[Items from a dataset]
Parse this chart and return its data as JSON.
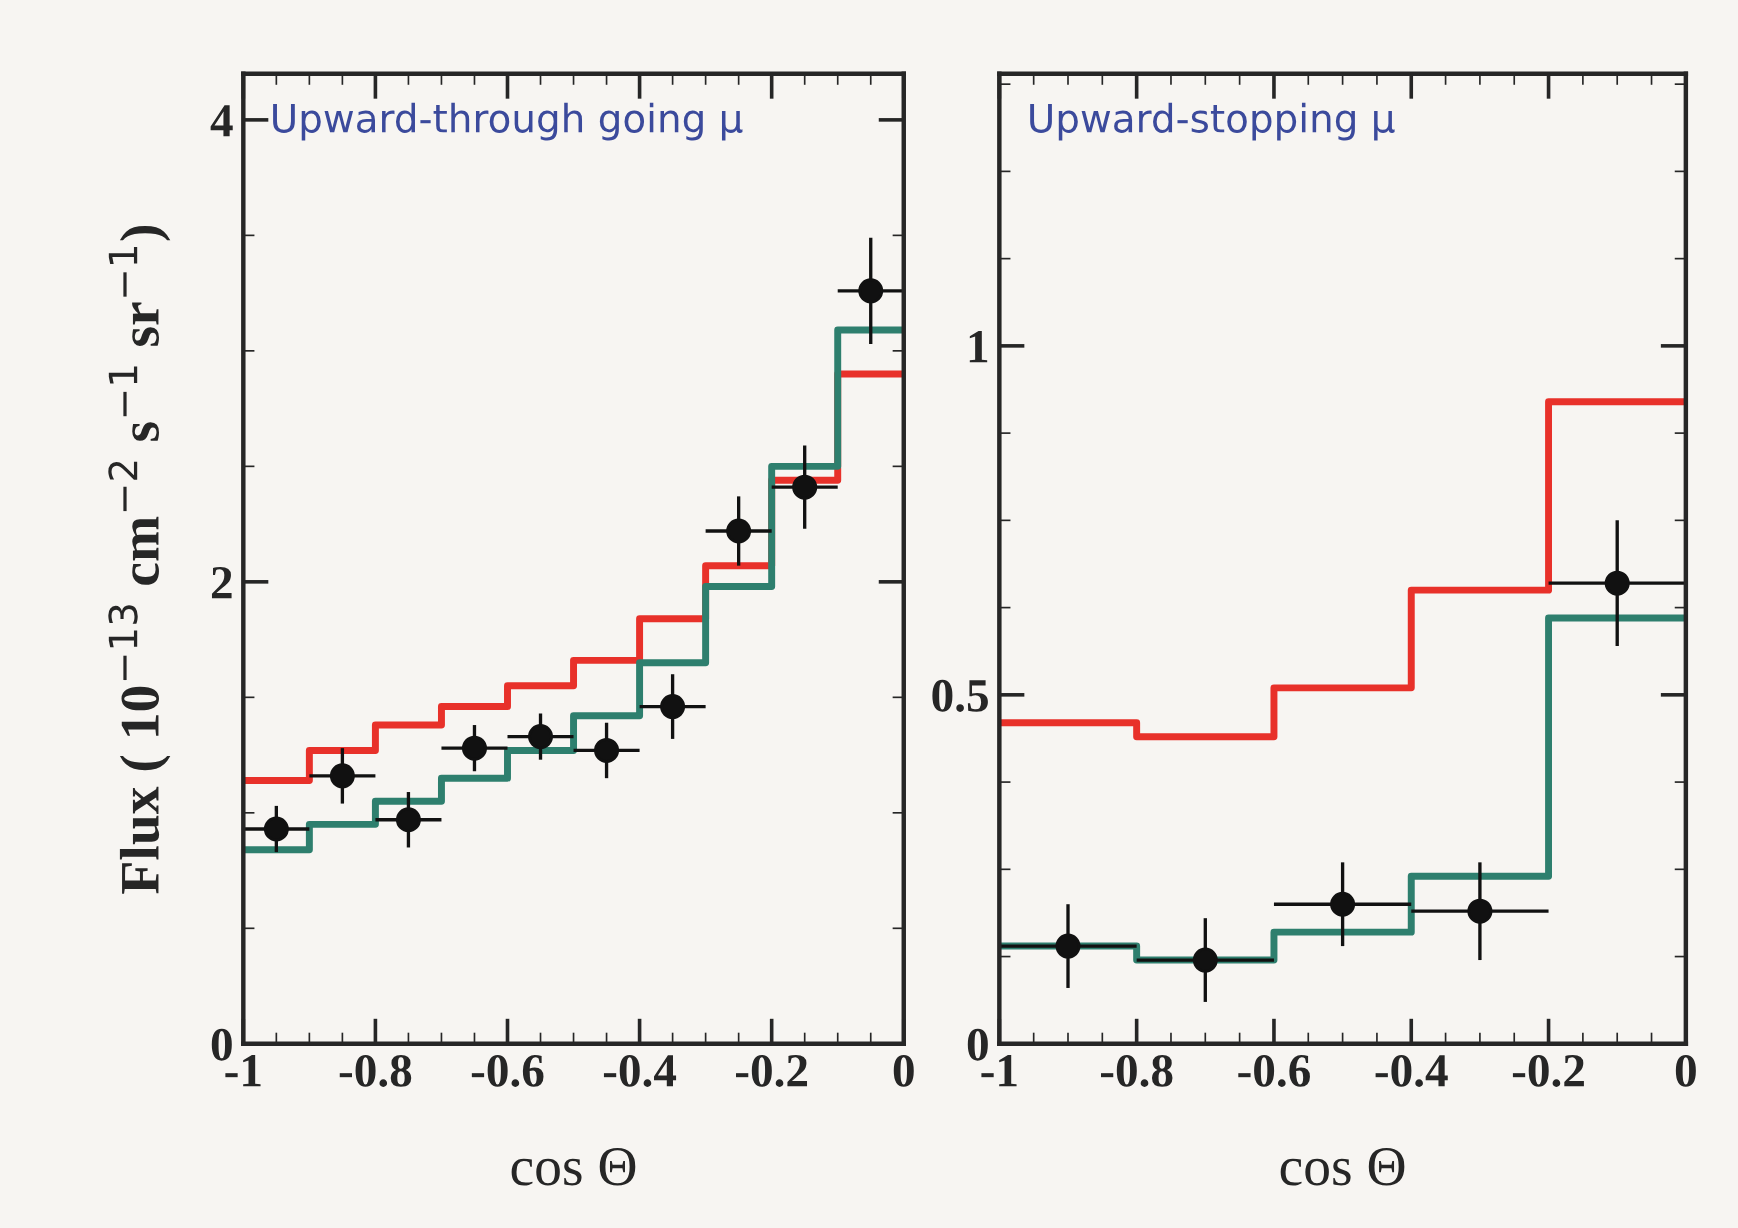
{
  "chart_data": [
    {
      "type": "step",
      "title": "Upward-through going μ",
      "xlabel": "cos Θ",
      "ylabel": "Flux ( 10$^{−13}$ cm$^{−2}$ s$^{−1}$ sr$^{−1}$)",
      "xlim": [
        -1,
        0
      ],
      "xticks": [
        -1,
        -0.8,
        -0.6,
        -0.4,
        -0.2,
        0
      ],
      "ylim": [
        0,
        4.2
      ],
      "yticks": [
        0,
        2,
        4
      ],
      "grid": false,
      "legend": false,
      "series": [
        {
          "color": "#e8312a",
          "x": [
            -1,
            -0.9,
            -0.8,
            -0.7,
            -0.6,
            -0.5,
            -0.4,
            -0.3,
            -0.2,
            -0.1,
            0
          ],
          "values": [
            1.14,
            1.27,
            1.38,
            1.46,
            1.55,
            1.66,
            1.84,
            2.07,
            2.44,
            2.9,
            2.9
          ]
        },
        {
          "color": "#2e7f6e",
          "x": [
            -1,
            -0.9,
            -0.8,
            -0.7,
            -0.6,
            -0.5,
            -0.4,
            -0.3,
            -0.2,
            -0.1,
            0
          ],
          "values": [
            0.84,
            0.95,
            1.05,
            1.15,
            1.27,
            1.42,
            1.65,
            1.98,
            2.5,
            3.09,
            3.09
          ]
        },
        {
          "type": "scatter",
          "marker": "circle",
          "color": "#111111",
          "x": [
            -0.95,
            -0.85,
            -0.75,
            -0.65,
            -0.55,
            -0.45,
            -0.35,
            -0.25,
            -0.15,
            -0.05
          ],
          "values": [
            0.93,
            1.16,
            0.97,
            1.28,
            1.33,
            1.27,
            1.46,
            2.22,
            2.41,
            3.26
          ],
          "errors": [
            0.1,
            0.12,
            0.12,
            0.1,
            0.1,
            0.12,
            0.14,
            0.15,
            0.18,
            0.23
          ],
          "xerrors": [
            0.05,
            0.05,
            0.05,
            0.05,
            0.05,
            0.05,
            0.05,
            0.05,
            0.05,
            0.05
          ]
        }
      ]
    },
    {
      "type": "step",
      "title": "Upward-stopping μ",
      "xlabel": "cos Θ",
      "xlim": [
        -1,
        0
      ],
      "xticks": [
        -1,
        -0.8,
        -0.6,
        -0.4,
        -0.2,
        0
      ],
      "ylim": [
        0,
        1.39
      ],
      "yticks": [
        0,
        0.5,
        1
      ],
      "grid": false,
      "legend": false,
      "series": [
        {
          "color": "#e8312a",
          "x": [
            -1,
            -0.8,
            -0.6,
            -0.4,
            -0.2,
            0
          ],
          "values": [
            0.46,
            0.44,
            0.51,
            0.65,
            0.92,
            0.92
          ]
        },
        {
          "color": "#2e7f6e",
          "x": [
            -1,
            -0.8,
            -0.6,
            -0.4,
            -0.2,
            0
          ],
          "values": [
            0.14,
            0.12,
            0.16,
            0.24,
            0.61,
            0.61
          ]
        },
        {
          "type": "scatter",
          "marker": "circle",
          "color": "#111111",
          "x": [
            -0.9,
            -0.7,
            -0.5,
            -0.3,
            -0.1
          ],
          "values": [
            0.14,
            0.12,
            0.2,
            0.19,
            0.66
          ],
          "errors": [
            0.06,
            0.06,
            0.06,
            0.07,
            0.09
          ],
          "xerrors": [
            0.1,
            0.1,
            0.1,
            0.1,
            0.1
          ]
        }
      ]
    }
  ]
}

TASK DETAILS
Restate the data above word for word. Do not include the images.

RESULT FOR THIS EXERCISE
Parse this chart and return its data as JSON.
{
  "chart_data": [
    {
      "type": "step",
      "title": "Upward-through going μ",
      "xlabel": "cos Θ",
      "ylabel": "Flux ( 10$^{−13}$ cm$^{−2}$ s$^{−1}$ sr$^{−1}$)",
      "xlim": [
        -1,
        0
      ],
      "xticks": [
        -1,
        -0.8,
        -0.6,
        -0.4,
        -0.2,
        0
      ],
      "ylim": [
        0,
        4.2
      ],
      "yticks": [
        0,
        2,
        4
      ],
      "grid": false,
      "legend": false,
      "series": [
        {
          "color": "#e8312a",
          "x": [
            -1,
            -0.9,
            -0.8,
            -0.7,
            -0.6,
            -0.5,
            -0.4,
            -0.3,
            -0.2,
            -0.1,
            0
          ],
          "values": [
            1.14,
            1.27,
            1.38,
            1.46,
            1.55,
            1.66,
            1.84,
            2.07,
            2.44,
            2.9,
            2.9
          ]
        },
        {
          "color": "#2e7f6e",
          "x": [
            -1,
            -0.9,
            -0.8,
            -0.7,
            -0.6,
            -0.5,
            -0.4,
            -0.3,
            -0.2,
            -0.1,
            0
          ],
          "values": [
            0.84,
            0.95,
            1.05,
            1.15,
            1.27,
            1.42,
            1.65,
            1.98,
            2.5,
            3.09,
            3.09
          ]
        },
        {
          "type": "scatter",
          "marker": "circle",
          "color": "#111111",
          "x": [
            -0.95,
            -0.85,
            -0.75,
            -0.65,
            -0.55,
            -0.45,
            -0.35,
            -0.25,
            -0.15,
            -0.05
          ],
          "values": [
            0.93,
            1.16,
            0.97,
            1.28,
            1.33,
            1.27,
            1.46,
            2.22,
            2.41,
            3.26
          ],
          "errors": [
            0.1,
            0.12,
            0.12,
            0.1,
            0.1,
            0.12,
            0.14,
            0.15,
            0.18,
            0.23
          ],
          "xerrors": [
            0.05,
            0.05,
            0.05,
            0.05,
            0.05,
            0.05,
            0.05,
            0.05,
            0.05,
            0.05
          ]
        }
      ]
    },
    {
      "type": "step",
      "title": "Upward-stopping μ",
      "xlabel": "cos Θ",
      "xlim": [
        -1,
        0
      ],
      "xticks": [
        -1,
        -0.8,
        -0.6,
        -0.4,
        -0.2,
        0
      ],
      "ylim": [
        0,
        1.39
      ],
      "yticks": [
        0,
        0.5,
        1
      ],
      "grid": false,
      "legend": false,
      "series": [
        {
          "color": "#e8312a",
          "x": [
            -1,
            -0.8,
            -0.6,
            -0.4,
            -0.2,
            0
          ],
          "values": [
            0.46,
            0.44,
            0.51,
            0.65,
            0.92,
            0.92
          ]
        },
        {
          "color": "#2e7f6e",
          "x": [
            -1,
            -0.8,
            -0.6,
            -0.4,
            -0.2,
            0
          ],
          "values": [
            0.14,
            0.12,
            0.16,
            0.24,
            0.61,
            0.61
          ]
        },
        {
          "type": "scatter",
          "marker": "circle",
          "color": "#111111",
          "x": [
            -0.9,
            -0.7,
            -0.5,
            -0.3,
            -0.1
          ],
          "values": [
            0.14,
            0.12,
            0.2,
            0.19,
            0.66
          ],
          "errors": [
            0.06,
            0.06,
            0.06,
            0.07,
            0.09
          ],
          "xerrors": [
            0.1,
            0.1,
            0.1,
            0.1,
            0.1
          ]
        }
      ]
    }
  ]
}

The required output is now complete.